GIVEN PROBLEM: Quote the entries in full, character for character, without their images.
===== INFORMATION SUPPLIED =====
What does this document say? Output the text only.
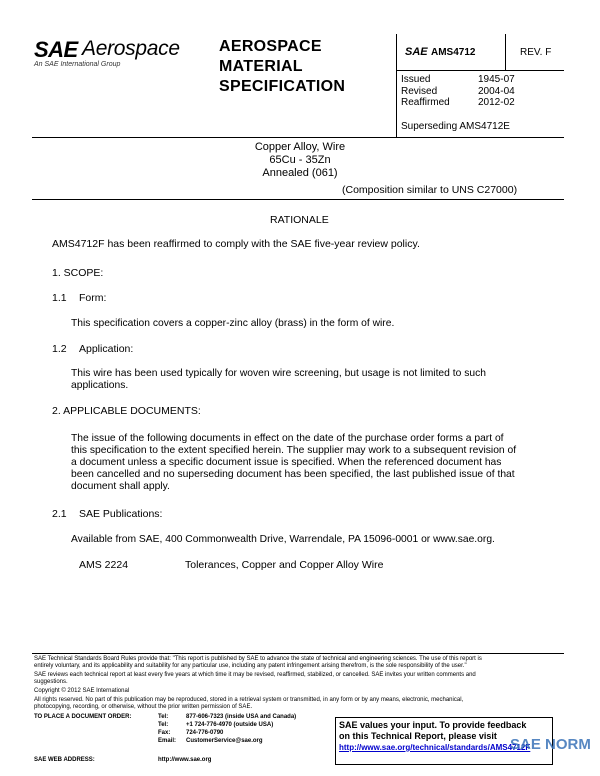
SAE Aerospace
An SAE International Group
AEROSPACE
MATERIAL
SPECIFICATION
SAE AMS4712	REV. F
Issued	1945-07
Revised	2004-04
Reaffirmed	2012-02
Superseding AMS4712E
Copper Alloy, Wire
65Cu - 35Zn
Annealed (061)
(Composition similar to UNS C27000)
RATIONALE
AMS4712F has been reaffirmed to comply with the SAE five-year review policy.
1. SCOPE:
1.1 Form:
This specification covers a copper-zinc alloy (brass) in the form of wire.
1.2 Application:
This wire has been used typically for woven wire screening, but usage is not limited to such
applications.
2. APPLICABLE DOCUMENTS:
The issue of the following documents in effect on the date of the purchase order forms a part of
this specification to the extent specified herein. The supplier may work to a subsequent revision of
a document unless a specific document issue is specified. When the referenced document has
been cancelled and no superseding document has been specified, the last published issue of that
document shall apply.
2.1 SAE Publications:
Available from SAE, 400 Commonwealth Drive, Warrendale, PA 15096-0001 or www.sae.org.
AMS 2224	Tolerances, Copper and Copper Alloy Wire
SAE Technical Standards Board Rules provide that: "This report is published by SAE to advance the state of technical and engineering sciences. The use of this report is
entirely voluntary, and its applicability and suitability for any particular use, including any patent infringement arising therefrom, is the sole responsibility of the user."
SAE reviews each technical report at least every five years at which time it may be revised, reaffirmed, stabilized, or cancelled. SAE invites your written comments and
suggestions.
Copyright © 2012 SAE International
All rights reserved. No part of this publication may be reproduced, stored in a retrieval system or transmitted, in any form or by any means, electronic, mechanical,
photocopying, recording, or otherwise, without the prior written permission of SAE.
TO PLACE A DOCUMENT ORDER:	Tel:	877-606-7323 (inside USA and Canada)
Tel:	+1 724-776-4970 (outside USA)
Fax:	724-776-0790
Email: CustomerService@sae.org
SAE WEB ADDRESS:	http://www.sae.org
SAE values your input. To provide feedback
on this Technical Report, please visit
http://www.sae.org/technical/standards/AMS4712F
SAE NORM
=====
ANSWER TO THIS TASK:
What does this document say? Output the text only.
SAE Aerospace
An SAE International Group
AEROSPACE
MATERIAL
SPECIFICATION
SAE AMS4712	REV. F
Issued	1945-07
Revised	2004-04
Reaffirmed	2012-02
Superseding AMS4712E
Copper Alloy, Wire
65Cu - 35Zn
Annealed (061)
(Composition similar to UNS C27000)
RATIONALE
AMS4712F has been reaffirmed to comply with the SAE five-year review policy.
1. SCOPE:
1.1 Form:
This specification covers a copper-zinc alloy (brass) in the form of wire.
1.2 Application:
This wire has been used typically for woven wire screening, but usage is not limited to such
applications.
2. APPLICABLE DOCUMENTS:
The issue of the following documents in effect on the date of the purchase order forms a part of
this specification to the extent specified herein. The supplier may work to a subsequent revision of
a document unless a specific document issue is specified. When the referenced document has
been cancelled and no superseding document has been specified, the last published issue of that
document shall apply.
2.1 SAE Publications:
Available from SAE, 400 Commonwealth Drive, Warrendale, PA 15096-0001 or www.sae.org.
AMS 2224	Tolerances, Copper and Copper Alloy Wire
SAE Technical Standards Board Rules provide that: "This report is published by SAE to advance the state of technical and engineering sciences. The use of this report is
entirely voluntary, and its applicability and suitability for any particular use, including any patent infringement arising therefrom, is the sole responsibility of the user."
SAE reviews each technical report at least every five years at which time it may be revised, reaffirmed, stabilized, or cancelled. SAE invites your written comments and
suggestions.
Copyright © 2012 SAE International
All rights reserved. No part of this publication may be reproduced, stored in a retrieval system or transmitted, in any form or by any means, electronic, mechanical,
photocopying, recording, or otherwise, without the prior written permission of SAE.
TO PLACE A DOCUMENT ORDER:	Tel:	877-606-7323 (inside USA and Canada)
Tel:	+1 724-776-4970 (outside USA)
Fax:	724-776-0790
Email: CustomerService@sae.org
SAE WEB ADDRESS:	http://www.sae.org
SAE values your input. To provide feedback
on this Technical Report, please visit
http://www.sae.org/technical/standards/AMS4712F
SAE NORM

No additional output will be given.